▸ EXERCISE TASK
Pull every line that holds the word "console" from the entries.

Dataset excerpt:
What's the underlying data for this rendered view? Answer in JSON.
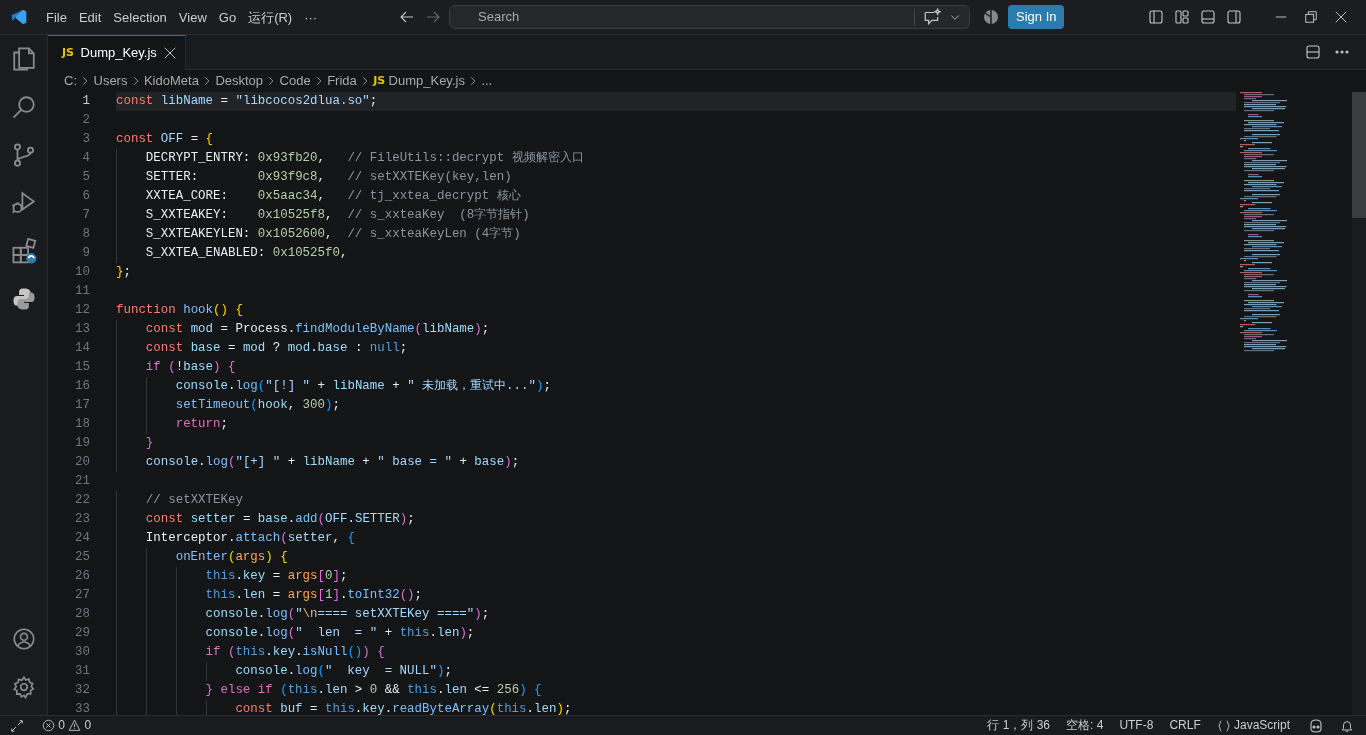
{
  "title_bar": {
    "menu": [
      {
        "label": "File"
      },
      {
        "label": "Edit"
      },
      {
        "label": "Selection"
      },
      {
        "label": "View"
      },
      {
        "label": "Go"
      },
      {
        "label": "运行(R)"
      },
      {
        "label": "···"
      }
    ],
    "search": {
      "placeholder": "Search"
    },
    "sign_in": "Sign In"
  },
  "tabs": [
    {
      "badge": "JS",
      "label": "Dump_Key.js",
      "selected": true
    }
  ],
  "breadcrumb": [
    {
      "label": "C:"
    },
    {
      "label": "Users"
    },
    {
      "label": "KidoMeta"
    },
    {
      "label": "Desktop"
    },
    {
      "label": "Code"
    },
    {
      "label": "Frida"
    },
    {
      "badge": "JS",
      "label": "Dump_Key.js"
    },
    {
      "label": "..."
    }
  ],
  "editor": {
    "lines": [
      {
        "number": "1",
        "current": true,
        "tokens": [
          {
            "kind": "keyword",
            "text": "const "
          },
          {
            "kind": "variable",
            "text": "libName"
          },
          {
            "kind": "plain",
            "text": " = "
          },
          {
            "kind": "string",
            "text": "\"libcocos2dlua.so\""
          },
          {
            "kind": "plain",
            "text": ";"
          }
        ]
      },
      {
        "number": "2",
        "current": false
      },
      {
        "number": "3",
        "current": false,
        "tokens": [
          {
            "kind": "keyword",
            "text": "const "
          },
          {
            "kind": "variable",
            "text": "OFF"
          },
          {
            "kind": "plain",
            "text": " = "
          },
          {
            "kind": "bracket1",
            "text": "{"
          }
        ]
      },
      {
        "number": "4",
        "current": false,
        "tokens": [
          {
            "kind": "plain",
            "text": "    DECRYPT_ENTRY: "
          },
          {
            "kind": "number",
            "text": "0x93fb20"
          },
          {
            "kind": "plain",
            "text": ",   "
          },
          {
            "kind": "comment",
            "text": "// FileUtils::decrypt 视频解密入口"
          }
        ]
      },
      {
        "number": "5",
        "current": false,
        "tokens": [
          {
            "kind": "plain",
            "text": "    SETTER:        "
          },
          {
            "kind": "number",
            "text": "0x93f9c8"
          },
          {
            "kind": "plain",
            "text": ",   "
          },
          {
            "kind": "comment",
            "text": "// setXXTEKey(key,len)"
          }
        ]
      },
      {
        "number": "6",
        "current": false,
        "tokens": [
          {
            "kind": "plain",
            "text": "    XXTEA_CORE:    "
          },
          {
            "kind": "number",
            "text": "0x5aac34"
          },
          {
            "kind": "plain",
            "text": ",   "
          },
          {
            "kind": "comment",
            "text": "// tj_xxtea_decrypt 核心"
          }
        ]
      },
      {
        "number": "7",
        "current": false,
        "tokens": [
          {
            "kind": "plain",
            "text": "    S_XXTEAKEY:    "
          },
          {
            "kind": "number",
            "text": "0x10525f8"
          },
          {
            "kind": "plain",
            "text": ",  "
          },
          {
            "kind": "comment",
            "text": "// s_xxteaKey  (8字节指针)"
          }
        ]
      },
      {
        "number": "8",
        "current": false,
        "tokens": [
          {
            "kind": "plain",
            "text": "    S_XXTEAKEYLEN: "
          },
          {
            "kind": "number",
            "text": "0x1052600"
          },
          {
            "kind": "plain",
            "text": ",  "
          },
          {
            "kind": "comment",
            "text": "// s_xxteaKeyLen (4字节)"
          }
        ]
      },
      {
        "number": "9",
        "current": false,
        "tokens": [
          {
            "kind": "plain",
            "text": "    S_XXTEA_ENABLED: "
          },
          {
            "kind": "number",
            "text": "0x10525f0"
          },
          {
            "kind": "plain",
            "text": ","
          }
        ]
      },
      {
        "number": "10",
        "current": false,
        "tokens": [
          {
            "kind": "bracket1",
            "text": "}"
          },
          {
            "kind": "plain",
            "text": ";"
          }
        ]
      },
      {
        "number": "11",
        "current": false
      },
      {
        "number": "12",
        "current": false,
        "tokens": [
          {
            "kind": "keyword",
            "text": "function "
          },
          {
            "kind": "function",
            "text": "hook"
          },
          {
            "kind": "bracket1",
            "text": "() {"
          }
        ]
      },
      {
        "number": "13",
        "current": false,
        "tokens": [
          {
            "kind": "keyword",
            "text": "    const "
          },
          {
            "kind": "variable",
            "text": "mod"
          },
          {
            "kind": "plain",
            "text": " = Process."
          },
          {
            "kind": "function",
            "text": "findModuleByName"
          },
          {
            "kind": "bracket2",
            "text": "("
          },
          {
            "kind": "variable",
            "text": "libName"
          },
          {
            "kind": "bracket2",
            "text": ")"
          },
          {
            "kind": "plain",
            "text": ";"
          }
        ]
      },
      {
        "number": "14",
        "current": false,
        "tokens": [
          {
            "kind": "keyword",
            "text": "    const "
          },
          {
            "kind": "variable",
            "text": "base"
          },
          {
            "kind": "plain",
            "text": " = "
          },
          {
            "kind": "variable",
            "text": "mod"
          },
          {
            "kind": "plain",
            "text": " ? "
          },
          {
            "kind": "variable",
            "text": "mod"
          },
          {
            "kind": "plain",
            "text": "."
          },
          {
            "kind": "variable",
            "text": "base"
          },
          {
            "kind": "plain",
            "text": " : "
          },
          {
            "kind": "literal",
            "text": "null"
          },
          {
            "kind": "plain",
            "text": ";"
          }
        ]
      },
      {
        "number": "15",
        "current": false,
        "tokens": [
          {
            "kind": "control",
            "text": "    if "
          },
          {
            "kind": "bracket2",
            "text": "("
          },
          {
            "kind": "plain",
            "text": "!"
          },
          {
            "kind": "variable",
            "text": "base"
          },
          {
            "kind": "bracket2",
            "text": ") {"
          }
        ]
      },
      {
        "number": "16",
        "current": false,
        "tokens": [
          {
            "kind": "variable",
            "text": "        console"
          },
          {
            "kind": "plain",
            "text": "."
          },
          {
            "kind": "function",
            "text": "log"
          },
          {
            "kind": "bracket3",
            "text": "("
          },
          {
            "kind": "string",
            "text": "\"[!] \""
          },
          {
            "kind": "plain",
            "text": " + "
          },
          {
            "kind": "variable",
            "text": "libName"
          },
          {
            "kind": "plain",
            "text": " + "
          },
          {
            "kind": "string",
            "text": "\" 未加载，重试中...\""
          },
          {
            "kind": "bracket3",
            "text": ")"
          },
          {
            "kind": "plain",
            "text": ";"
          }
        ]
      },
      {
        "number": "17",
        "current": false,
        "tokens": [
          {
            "kind": "function",
            "text": "        setTimeout"
          },
          {
            "kind": "bracket3",
            "text": "("
          },
          {
            "kind": "variable",
            "text": "hook"
          },
          {
            "kind": "plain",
            "text": ", "
          },
          {
            "kind": "number",
            "text": "300"
          },
          {
            "kind": "bracket3",
            "text": ")"
          },
          {
            "kind": "plain",
            "text": ";"
          }
        ]
      },
      {
        "number": "18",
        "current": false,
        "tokens": [
          {
            "kind": "control",
            "text": "        return"
          },
          {
            "kind": "plain",
            "text": ";"
          }
        ]
      },
      {
        "number": "19",
        "current": false,
        "tokens": [
          {
            "kind": "bracket2",
            "text": "    }"
          }
        ]
      },
      {
        "number": "20",
        "current": false,
        "tokens": [
          {
            "kind": "variable",
            "text": "    console"
          },
          {
            "kind": "plain",
            "text": "."
          },
          {
            "kind": "function",
            "text": "log"
          },
          {
            "kind": "bracket2",
            "text": "("
          },
          {
            "kind": "string",
            "text": "\"[+] \""
          },
          {
            "kind": "plain",
            "text": " + "
          },
          {
            "kind": "variable",
            "text": "libName"
          },
          {
            "kind": "plain",
            "text": " + "
          },
          {
            "kind": "string",
            "text": "\" base = \""
          },
          {
            "kind": "plain",
            "text": " + "
          },
          {
            "kind": "variable",
            "text": "base"
          },
          {
            "kind": "bracket2",
            "text": ")"
          },
          {
            "kind": "plain",
            "text": ";"
          }
        ]
      },
      {
        "number": "21",
        "current": false
      },
      {
        "number": "22",
        "current": false,
        "tokens": [
          {
            "kind": "comment",
            "text": "    // setXXTEKey"
          }
        ]
      },
      {
        "number": "23",
        "current": false,
        "tokens": [
          {
            "kind": "keyword",
            "text": "    const "
          },
          {
            "kind": "variable",
            "text": "setter"
          },
          {
            "kind": "plain",
            "text": " = "
          },
          {
            "kind": "variable",
            "text": "base"
          },
          {
            "kind": "plain",
            "text": "."
          },
          {
            "kind": "function",
            "text": "add"
          },
          {
            "kind": "bracket2",
            "text": "("
          },
          {
            "kind": "variable",
            "text": "OFF"
          },
          {
            "kind": "plain",
            "text": "."
          },
          {
            "kind": "variable",
            "text": "SETTER"
          },
          {
            "kind": "bracket2",
            "text": ")"
          },
          {
            "kind": "plain",
            "text": ";"
          }
        ]
      },
      {
        "number": "24",
        "current": false,
        "tokens": [
          {
            "kind": "plain",
            "text": "    Interceptor."
          },
          {
            "kind": "function",
            "text": "attach"
          },
          {
            "kind": "bracket2",
            "text": "("
          },
          {
            "kind": "variable",
            "text": "setter"
          },
          {
            "kind": "plain",
            "text": ", "
          },
          {
            "kind": "bracket3",
            "text": "{"
          }
        ]
      },
      {
        "number": "25",
        "current": false,
        "tokens": [
          {
            "kind": "function",
            "text": "        onEnter"
          },
          {
            "kind": "bracket1",
            "text": "("
          },
          {
            "kind": "parameter",
            "text": "args"
          },
          {
            "kind": "bracket1",
            "text": ") {"
          }
        ]
      },
      {
        "number": "26",
        "current": false,
        "tokens": [
          {
            "kind": "literal",
            "text": "            this"
          },
          {
            "kind": "plain",
            "text": "."
          },
          {
            "kind": "variable",
            "text": "key"
          },
          {
            "kind": "plain",
            "text": " = "
          },
          {
            "kind": "parameter",
            "text": "args"
          },
          {
            "kind": "bracket2",
            "text": "["
          },
          {
            "kind": "number",
            "text": "0"
          },
          {
            "kind": "bracket2",
            "text": "]"
          },
          {
            "kind": "plain",
            "text": ";"
          }
        ]
      },
      {
        "number": "27",
        "current": false,
        "tokens": [
          {
            "kind": "literal",
            "text": "            this"
          },
          {
            "kind": "plain",
            "text": "."
          },
          {
            "kind": "variable",
            "text": "len"
          },
          {
            "kind": "plain",
            "text": " = "
          },
          {
            "kind": "parameter",
            "text": "args"
          },
          {
            "kind": "bracket2",
            "text": "["
          },
          {
            "kind": "number",
            "text": "1"
          },
          {
            "kind": "bracket2",
            "text": "]"
          },
          {
            "kind": "plain",
            "text": "."
          },
          {
            "kind": "function",
            "text": "toInt32"
          },
          {
            "kind": "bracket2",
            "text": "()"
          },
          {
            "kind": "plain",
            "text": ";"
          }
        ]
      },
      {
        "number": "28",
        "current": false,
        "tokens": [
          {
            "kind": "variable",
            "text": "            console"
          },
          {
            "kind": "plain",
            "text": "."
          },
          {
            "kind": "function",
            "text": "log"
          },
          {
            "kind": "bracket2",
            "text": "("
          },
          {
            "kind": "string",
            "text": "\""
          },
          {
            "kind": "escape",
            "text": "\\n"
          },
          {
            "kind": "string",
            "text": "==== setXXTEKey ====\""
          },
          {
            "kind": "bracket2",
            "text": ")"
          },
          {
            "kind": "plain",
            "text": ";"
          }
        ]
      },
      {
        "number": "29",
        "current": false,
        "tokens": [
          {
            "kind": "variable",
            "text": "            console"
          },
          {
            "kind": "plain",
            "text": "."
          },
          {
            "kind": "function",
            "text": "log"
          },
          {
            "kind": "bracket2",
            "text": "("
          },
          {
            "kind": "string",
            "text": "\"  len  = \""
          },
          {
            "kind": "plain",
            "text": " + "
          },
          {
            "kind": "literal",
            "text": "this"
          },
          {
            "kind": "plain",
            "text": "."
          },
          {
            "kind": "variable",
            "text": "len"
          },
          {
            "kind": "bracket2",
            "text": ")"
          },
          {
            "kind": "plain",
            "text": ";"
          }
        ]
      },
      {
        "number": "30",
        "current": false,
        "tokens": [
          {
            "kind": "control",
            "text": "            if "
          },
          {
            "kind": "bracket2",
            "text": "("
          },
          {
            "kind": "literal",
            "text": "this"
          },
          {
            "kind": "plain",
            "text": "."
          },
          {
            "kind": "variable",
            "text": "key"
          },
          {
            "kind": "plain",
            "text": "."
          },
          {
            "kind": "function",
            "text": "isNull"
          },
          {
            "kind": "bracket3",
            "text": "()"
          },
          {
            "kind": "bracket2",
            "text": ") {"
          }
        ]
      },
      {
        "number": "31",
        "current": false,
        "tokens": [
          {
            "kind": "variable",
            "text": "                console"
          },
          {
            "kind": "plain",
            "text": "."
          },
          {
            "kind": "function",
            "text": "log"
          },
          {
            "kind": "bracket3",
            "text": "("
          },
          {
            "kind": "string",
            "text": "\"  key  = NULL\""
          },
          {
            "kind": "bracket3",
            "text": ")"
          },
          {
            "kind": "plain",
            "text": ";"
          }
        ]
      },
      {
        "number": "32",
        "current": false,
        "tokens": [
          {
            "kind": "bracket2",
            "text": "            } "
          },
          {
            "kind": "control",
            "text": "else if "
          },
          {
            "kind": "bracket3",
            "text": "("
          },
          {
            "kind": "literal",
            "text": "this"
          },
          {
            "kind": "plain",
            "text": "."
          },
          {
            "kind": "variable",
            "text": "len"
          },
          {
            "kind": "plain",
            "text": " > "
          },
          {
            "kind": "number",
            "text": "0"
          },
          {
            "kind": "plain",
            "text": " && "
          },
          {
            "kind": "literal",
            "text": "this"
          },
          {
            "kind": "plain",
            "text": "."
          },
          {
            "kind": "variable",
            "text": "len"
          },
          {
            "kind": "plain",
            "text": " <= "
          },
          {
            "kind": "number",
            "text": "256"
          },
          {
            "kind": "bracket3",
            "text": ") {"
          }
        ]
      },
      {
        "number": "33",
        "current": false,
        "tokens": [
          {
            "kind": "keyword",
            "text": "                const "
          },
          {
            "kind": "variable",
            "text": "buf"
          },
          {
            "kind": "plain",
            "text": " = "
          },
          {
            "kind": "literal",
            "text": "this"
          },
          {
            "kind": "plain",
            "text": "."
          },
          {
            "kind": "variable",
            "text": "key"
          },
          {
            "kind": "plain",
            "text": "."
          },
          {
            "kind": "function",
            "text": "readByteArray"
          },
          {
            "kind": "bracket1",
            "text": "("
          },
          {
            "kind": "literal",
            "text": "this"
          },
          {
            "kind": "plain",
            "text": "."
          },
          {
            "kind": "variable",
            "text": "len"
          },
          {
            "kind": "bracket1",
            "text": ")"
          },
          {
            "kind": "plain",
            "text": ";"
          }
        ]
      }
    ]
  },
  "status_bar": {
    "errors": "0",
    "warnings": "0",
    "right": [
      {
        "kind": "text",
        "label": "行 1，列 36"
      },
      {
        "kind": "text",
        "label": "空格: 4"
      },
      {
        "kind": "text",
        "label": "UTF-8"
      },
      {
        "kind": "text",
        "label": "CRLF"
      },
      {
        "kind": "language",
        "label": "JavaScript"
      },
      {
        "kind": "copilot"
      },
      {
        "kind": "bell"
      }
    ]
  }
}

▸ PROBLEM SOLUTION
            "text": "        console"
            "text": "    console"
            "text": "            console"
            "text": "            console"
            "text": "                console"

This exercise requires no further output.